### WHAT IS REQUIRED
Show every line below where "CORRELATION" can be found.

Start

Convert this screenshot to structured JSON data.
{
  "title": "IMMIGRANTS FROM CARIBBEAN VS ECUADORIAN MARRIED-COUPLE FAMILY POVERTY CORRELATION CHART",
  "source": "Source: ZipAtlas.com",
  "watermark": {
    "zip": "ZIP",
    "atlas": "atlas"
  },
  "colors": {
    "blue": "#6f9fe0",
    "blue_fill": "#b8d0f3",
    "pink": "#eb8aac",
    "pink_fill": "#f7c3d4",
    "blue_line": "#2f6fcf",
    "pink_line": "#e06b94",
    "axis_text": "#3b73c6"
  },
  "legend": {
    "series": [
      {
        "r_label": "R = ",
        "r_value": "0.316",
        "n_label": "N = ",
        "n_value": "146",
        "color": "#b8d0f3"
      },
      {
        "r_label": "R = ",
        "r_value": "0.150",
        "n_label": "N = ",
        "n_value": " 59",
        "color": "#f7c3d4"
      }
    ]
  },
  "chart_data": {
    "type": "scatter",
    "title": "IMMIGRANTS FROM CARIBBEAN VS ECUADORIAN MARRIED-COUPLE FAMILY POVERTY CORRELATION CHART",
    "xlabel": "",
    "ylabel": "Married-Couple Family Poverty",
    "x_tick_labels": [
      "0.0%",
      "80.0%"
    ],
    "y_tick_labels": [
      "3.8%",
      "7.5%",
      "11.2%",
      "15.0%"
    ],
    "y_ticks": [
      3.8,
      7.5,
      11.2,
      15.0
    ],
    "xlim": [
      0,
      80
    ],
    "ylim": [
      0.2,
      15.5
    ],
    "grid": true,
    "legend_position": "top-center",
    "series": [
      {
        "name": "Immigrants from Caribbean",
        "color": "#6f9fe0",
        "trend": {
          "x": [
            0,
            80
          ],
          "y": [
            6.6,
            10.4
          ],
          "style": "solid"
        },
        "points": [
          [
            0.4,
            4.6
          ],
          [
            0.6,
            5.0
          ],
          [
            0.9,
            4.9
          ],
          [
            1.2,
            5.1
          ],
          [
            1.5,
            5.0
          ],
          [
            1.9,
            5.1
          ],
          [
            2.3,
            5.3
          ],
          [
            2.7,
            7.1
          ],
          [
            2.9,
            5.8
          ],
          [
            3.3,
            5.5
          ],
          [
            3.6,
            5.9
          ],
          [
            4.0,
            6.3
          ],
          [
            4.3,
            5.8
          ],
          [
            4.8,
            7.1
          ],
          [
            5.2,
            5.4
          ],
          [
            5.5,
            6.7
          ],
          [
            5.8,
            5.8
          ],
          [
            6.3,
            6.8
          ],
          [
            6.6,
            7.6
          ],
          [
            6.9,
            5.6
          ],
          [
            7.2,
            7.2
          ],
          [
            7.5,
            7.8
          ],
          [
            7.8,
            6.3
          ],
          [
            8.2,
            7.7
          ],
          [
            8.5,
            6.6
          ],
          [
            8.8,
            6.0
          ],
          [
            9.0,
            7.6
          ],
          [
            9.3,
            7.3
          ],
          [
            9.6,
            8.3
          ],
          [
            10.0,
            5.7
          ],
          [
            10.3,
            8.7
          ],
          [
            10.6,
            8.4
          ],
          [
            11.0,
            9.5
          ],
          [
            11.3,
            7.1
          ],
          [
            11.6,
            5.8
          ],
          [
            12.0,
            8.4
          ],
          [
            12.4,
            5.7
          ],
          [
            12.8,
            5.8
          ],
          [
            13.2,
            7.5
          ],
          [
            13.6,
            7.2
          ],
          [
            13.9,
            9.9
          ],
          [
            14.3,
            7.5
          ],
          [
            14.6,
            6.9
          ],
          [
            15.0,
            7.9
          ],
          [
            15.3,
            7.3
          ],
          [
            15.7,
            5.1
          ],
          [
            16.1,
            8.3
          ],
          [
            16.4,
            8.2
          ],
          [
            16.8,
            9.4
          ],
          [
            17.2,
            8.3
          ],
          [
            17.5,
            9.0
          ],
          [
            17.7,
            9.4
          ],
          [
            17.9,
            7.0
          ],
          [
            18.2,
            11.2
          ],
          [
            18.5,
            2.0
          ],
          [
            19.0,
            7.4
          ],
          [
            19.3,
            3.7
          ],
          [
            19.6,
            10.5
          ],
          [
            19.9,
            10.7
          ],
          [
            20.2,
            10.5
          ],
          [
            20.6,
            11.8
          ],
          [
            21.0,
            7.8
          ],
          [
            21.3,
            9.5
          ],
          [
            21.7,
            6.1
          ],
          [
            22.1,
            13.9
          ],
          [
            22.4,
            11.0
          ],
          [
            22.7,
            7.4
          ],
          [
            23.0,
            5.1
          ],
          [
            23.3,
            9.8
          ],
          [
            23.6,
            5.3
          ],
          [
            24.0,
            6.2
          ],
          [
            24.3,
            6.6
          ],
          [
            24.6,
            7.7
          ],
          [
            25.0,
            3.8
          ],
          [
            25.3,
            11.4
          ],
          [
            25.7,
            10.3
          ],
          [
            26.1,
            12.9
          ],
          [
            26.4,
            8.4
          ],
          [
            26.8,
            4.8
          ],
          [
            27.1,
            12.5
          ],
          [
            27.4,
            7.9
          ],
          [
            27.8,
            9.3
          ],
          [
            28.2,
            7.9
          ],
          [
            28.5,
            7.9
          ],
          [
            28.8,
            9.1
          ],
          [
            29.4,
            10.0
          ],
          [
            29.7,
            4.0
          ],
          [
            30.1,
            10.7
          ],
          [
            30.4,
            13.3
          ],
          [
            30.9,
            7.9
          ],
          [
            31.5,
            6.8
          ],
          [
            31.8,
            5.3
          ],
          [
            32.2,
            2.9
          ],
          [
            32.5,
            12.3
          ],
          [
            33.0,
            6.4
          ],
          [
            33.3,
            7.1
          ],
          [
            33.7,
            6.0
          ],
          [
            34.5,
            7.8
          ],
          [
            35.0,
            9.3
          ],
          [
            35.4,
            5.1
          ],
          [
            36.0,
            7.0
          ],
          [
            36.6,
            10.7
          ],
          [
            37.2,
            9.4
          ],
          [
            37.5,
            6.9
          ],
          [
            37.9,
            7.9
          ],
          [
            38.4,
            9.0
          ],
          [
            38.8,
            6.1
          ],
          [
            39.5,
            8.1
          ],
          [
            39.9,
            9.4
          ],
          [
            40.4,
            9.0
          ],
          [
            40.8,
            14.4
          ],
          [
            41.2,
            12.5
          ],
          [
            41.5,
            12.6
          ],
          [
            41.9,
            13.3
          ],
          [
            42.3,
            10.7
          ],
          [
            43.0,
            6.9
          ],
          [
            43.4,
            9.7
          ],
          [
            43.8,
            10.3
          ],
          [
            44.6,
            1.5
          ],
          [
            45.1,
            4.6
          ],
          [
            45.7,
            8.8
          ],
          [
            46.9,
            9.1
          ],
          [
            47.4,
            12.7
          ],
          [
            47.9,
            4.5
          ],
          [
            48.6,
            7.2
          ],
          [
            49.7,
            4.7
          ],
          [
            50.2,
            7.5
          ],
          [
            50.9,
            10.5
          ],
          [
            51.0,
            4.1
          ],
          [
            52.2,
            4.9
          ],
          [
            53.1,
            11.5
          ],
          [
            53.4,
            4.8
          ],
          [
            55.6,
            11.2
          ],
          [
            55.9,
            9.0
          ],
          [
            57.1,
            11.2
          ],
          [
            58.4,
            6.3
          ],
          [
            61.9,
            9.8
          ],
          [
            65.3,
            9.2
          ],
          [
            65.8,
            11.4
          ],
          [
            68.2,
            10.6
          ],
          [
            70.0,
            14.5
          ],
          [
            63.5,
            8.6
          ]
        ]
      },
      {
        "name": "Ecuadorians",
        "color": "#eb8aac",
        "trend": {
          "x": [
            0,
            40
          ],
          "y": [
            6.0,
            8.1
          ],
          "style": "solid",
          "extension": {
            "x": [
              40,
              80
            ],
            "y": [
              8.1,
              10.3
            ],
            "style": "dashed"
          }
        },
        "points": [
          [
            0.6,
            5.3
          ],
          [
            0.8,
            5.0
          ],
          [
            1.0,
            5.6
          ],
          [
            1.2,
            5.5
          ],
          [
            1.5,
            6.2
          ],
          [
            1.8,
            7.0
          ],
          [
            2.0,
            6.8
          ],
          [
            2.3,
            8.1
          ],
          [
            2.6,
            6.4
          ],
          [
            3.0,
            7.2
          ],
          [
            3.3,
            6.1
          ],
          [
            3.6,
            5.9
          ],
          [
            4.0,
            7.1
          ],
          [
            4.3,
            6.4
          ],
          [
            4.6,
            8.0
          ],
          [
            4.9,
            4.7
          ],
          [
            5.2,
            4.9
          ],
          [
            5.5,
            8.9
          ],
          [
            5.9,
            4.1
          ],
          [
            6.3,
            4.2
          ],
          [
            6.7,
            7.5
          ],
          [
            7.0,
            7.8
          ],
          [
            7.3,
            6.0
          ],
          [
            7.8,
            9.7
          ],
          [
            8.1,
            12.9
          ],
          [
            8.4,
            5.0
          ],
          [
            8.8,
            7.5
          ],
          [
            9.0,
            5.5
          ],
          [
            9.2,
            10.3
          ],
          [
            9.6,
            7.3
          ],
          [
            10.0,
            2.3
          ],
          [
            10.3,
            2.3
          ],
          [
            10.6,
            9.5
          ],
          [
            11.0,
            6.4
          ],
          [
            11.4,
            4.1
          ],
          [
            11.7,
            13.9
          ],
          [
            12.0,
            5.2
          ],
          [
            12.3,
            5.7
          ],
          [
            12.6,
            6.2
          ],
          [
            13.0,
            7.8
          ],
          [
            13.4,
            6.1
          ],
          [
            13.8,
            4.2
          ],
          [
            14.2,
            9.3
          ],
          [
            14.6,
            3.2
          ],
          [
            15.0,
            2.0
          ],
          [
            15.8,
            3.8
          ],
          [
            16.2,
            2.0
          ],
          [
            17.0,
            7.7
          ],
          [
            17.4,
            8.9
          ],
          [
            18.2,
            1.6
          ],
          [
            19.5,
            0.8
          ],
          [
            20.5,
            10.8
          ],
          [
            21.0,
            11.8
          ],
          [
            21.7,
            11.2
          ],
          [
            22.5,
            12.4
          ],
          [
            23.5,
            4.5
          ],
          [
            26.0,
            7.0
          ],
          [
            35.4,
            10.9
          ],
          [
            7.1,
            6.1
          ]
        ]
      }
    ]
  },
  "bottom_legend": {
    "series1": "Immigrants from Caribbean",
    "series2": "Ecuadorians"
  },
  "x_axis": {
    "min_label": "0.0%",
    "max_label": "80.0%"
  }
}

End

### OUTPUT OF THE TASK
  "title": "IMMIGRANTS FROM CARIBBEAN VS ECUADORIAN MARRIED-COUPLE FAMILY POVERTY CORRELATION CHART",
    "title": "IMMIGRANTS FROM CARIBBEAN VS ECUADORIAN MARRIED-COUPLE FAMILY POVERTY CORRELATION CHART",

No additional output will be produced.